## Requirement
Retype all of the data exactly as given.

## Provided entries
* begin *

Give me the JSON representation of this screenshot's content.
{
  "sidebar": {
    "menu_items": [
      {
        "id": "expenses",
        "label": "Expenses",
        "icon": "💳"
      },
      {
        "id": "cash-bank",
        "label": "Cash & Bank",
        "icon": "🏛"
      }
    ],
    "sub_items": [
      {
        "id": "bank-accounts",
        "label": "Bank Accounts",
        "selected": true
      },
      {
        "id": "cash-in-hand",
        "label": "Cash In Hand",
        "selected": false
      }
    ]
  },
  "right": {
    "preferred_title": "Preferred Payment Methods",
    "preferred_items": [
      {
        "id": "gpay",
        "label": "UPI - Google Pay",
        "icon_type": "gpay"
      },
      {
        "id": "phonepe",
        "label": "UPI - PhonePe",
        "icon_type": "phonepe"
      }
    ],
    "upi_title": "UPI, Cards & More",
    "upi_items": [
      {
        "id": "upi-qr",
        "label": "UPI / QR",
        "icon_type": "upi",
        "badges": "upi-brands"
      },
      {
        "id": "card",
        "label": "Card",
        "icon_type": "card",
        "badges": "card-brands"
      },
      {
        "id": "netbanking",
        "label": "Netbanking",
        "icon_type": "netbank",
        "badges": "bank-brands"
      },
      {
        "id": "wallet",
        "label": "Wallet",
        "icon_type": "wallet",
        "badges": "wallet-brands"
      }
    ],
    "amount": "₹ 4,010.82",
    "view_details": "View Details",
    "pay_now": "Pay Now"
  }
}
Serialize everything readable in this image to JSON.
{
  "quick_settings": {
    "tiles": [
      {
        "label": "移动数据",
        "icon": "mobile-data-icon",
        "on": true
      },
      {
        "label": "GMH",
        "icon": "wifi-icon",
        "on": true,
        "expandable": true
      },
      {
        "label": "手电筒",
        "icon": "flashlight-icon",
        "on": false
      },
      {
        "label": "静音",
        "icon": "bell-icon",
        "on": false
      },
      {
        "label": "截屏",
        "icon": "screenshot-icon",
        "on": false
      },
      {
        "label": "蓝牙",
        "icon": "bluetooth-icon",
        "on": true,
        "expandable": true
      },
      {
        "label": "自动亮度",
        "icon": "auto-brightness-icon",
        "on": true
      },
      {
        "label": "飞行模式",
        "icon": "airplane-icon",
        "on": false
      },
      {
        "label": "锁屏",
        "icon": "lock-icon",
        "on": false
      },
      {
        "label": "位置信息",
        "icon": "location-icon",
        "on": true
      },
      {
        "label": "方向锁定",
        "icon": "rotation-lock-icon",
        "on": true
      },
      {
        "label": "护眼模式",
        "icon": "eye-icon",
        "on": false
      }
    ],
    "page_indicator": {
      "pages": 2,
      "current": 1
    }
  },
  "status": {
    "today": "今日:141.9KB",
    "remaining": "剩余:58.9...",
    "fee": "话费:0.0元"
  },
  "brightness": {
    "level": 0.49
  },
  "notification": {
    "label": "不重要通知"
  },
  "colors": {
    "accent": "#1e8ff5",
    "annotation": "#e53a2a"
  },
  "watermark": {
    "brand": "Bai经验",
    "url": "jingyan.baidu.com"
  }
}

* end *

## Solution for this task
Give me the JSON representation of this screenshot's content.
{
  "sidebar": {
    "menu_items": [
      {
        "id": "expenses",
        "label": "Expenses",
        "icon": "💳"
      },
      {
        "id": "cash-bank",
        "label": "Cash & Bank",
        "icon": "🏛"
      }
    ],
    "sub_items": [
      {
        "id": "bank-accounts",
        "label": "Bank Accounts",
        "selected": true
      },
      {
        "id": "cash-in-hand",
        "label": "Cash In Hand",
        "selected": false
      }
    ]
  },
  "right": {
    "preferred_title": "Preferred Payment Methods",
    "preferred_items": [
      {
        "id": "gpay",
        "label": "UPI - Google Pay",
        "icon_type": "gpay"
      },
      {
        "id": "phonepe",
        "label": "UPI - PhonePe",
        "icon_type": "phonepe"
      }
    ],
    "upi_title": "UPI, Cards & More",
    "upi_items": [
      {
        "id": "upi-qr",
        "label": "UPI / QR",
        "icon_type": "upi",
        "badges": "upi-brands"
      },
      {
        "id": "card",
        "label": "Card",
        "icon_type": "card",
        "badges": "card-brands"
      },
      {
        "id": "netbanking",
        "label": "Netbanking",
        "icon_type": "netbank",
        "badges": "bank-brands"
      },
      {
        "id": "wallet",
        "label": "Wallet",
        "icon_type": "wallet",
        "badges": "wallet-brands"
      }
    ],
    "amount": "₹ 4,010.82",
    "view_details": "View Details",
    "pay_now": "Pay Now"
  }
}
Serialize everything readable in this image to JSON.
{
  "quick_settings": {
    "tiles": [
      {
        "label": "移动数据",
        "icon": "mobile-data-icon",
        "on": true
      },
      {
        "label": "GMH",
        "icon": "wifi-icon",
        "on": true,
        "expandable": true
      },
      {
        "label": "手电筒",
        "icon": "flashlight-icon",
        "on": false
      },
      {
        "label": "静音",
        "icon": "bell-icon",
        "on": false
      },
      {
        "label": "截屏",
        "icon": "screenshot-icon",
        "on": false
      },
      {
        "label": "蓝牙",
        "icon": "bluetooth-icon",
        "on": true,
        "expandable": true
      },
      {
        "label": "自动亮度",
        "icon": "auto-brightness-icon",
        "on": true
      },
      {
        "label": "飞行模式",
        "icon": "airplane-icon",
        "on": false
      },
      {
        "label": "锁屏",
        "icon": "lock-icon",
        "on": false
      },
      {
        "label": "位置信息",
        "icon": "location-icon",
        "on": true
      },
      {
        "label": "方向锁定",
        "icon": "rotation-lock-icon",
        "on": true
      },
      {
        "label": "护眼模式",
        "icon": "eye-icon",
        "on": false
      }
    ],
    "page_indicator": {
      "pages": 2,
      "current": 1
    }
  },
  "status": {
    "today": "今日:141.9KB",
    "remaining": "剩余:58.9...",
    "fee": "话费:0.0元"
  },
  "brightness": {
    "level": 0.49
  },
  "notification": {
    "label": "不重要通知"
  },
  "colors": {
    "accent": "#1e8ff5",
    "annotation": "#e53a2a"
  },
  "watermark": {
    "brand": "Bai经验",
    "url": "jingyan.baidu.com"
  }
}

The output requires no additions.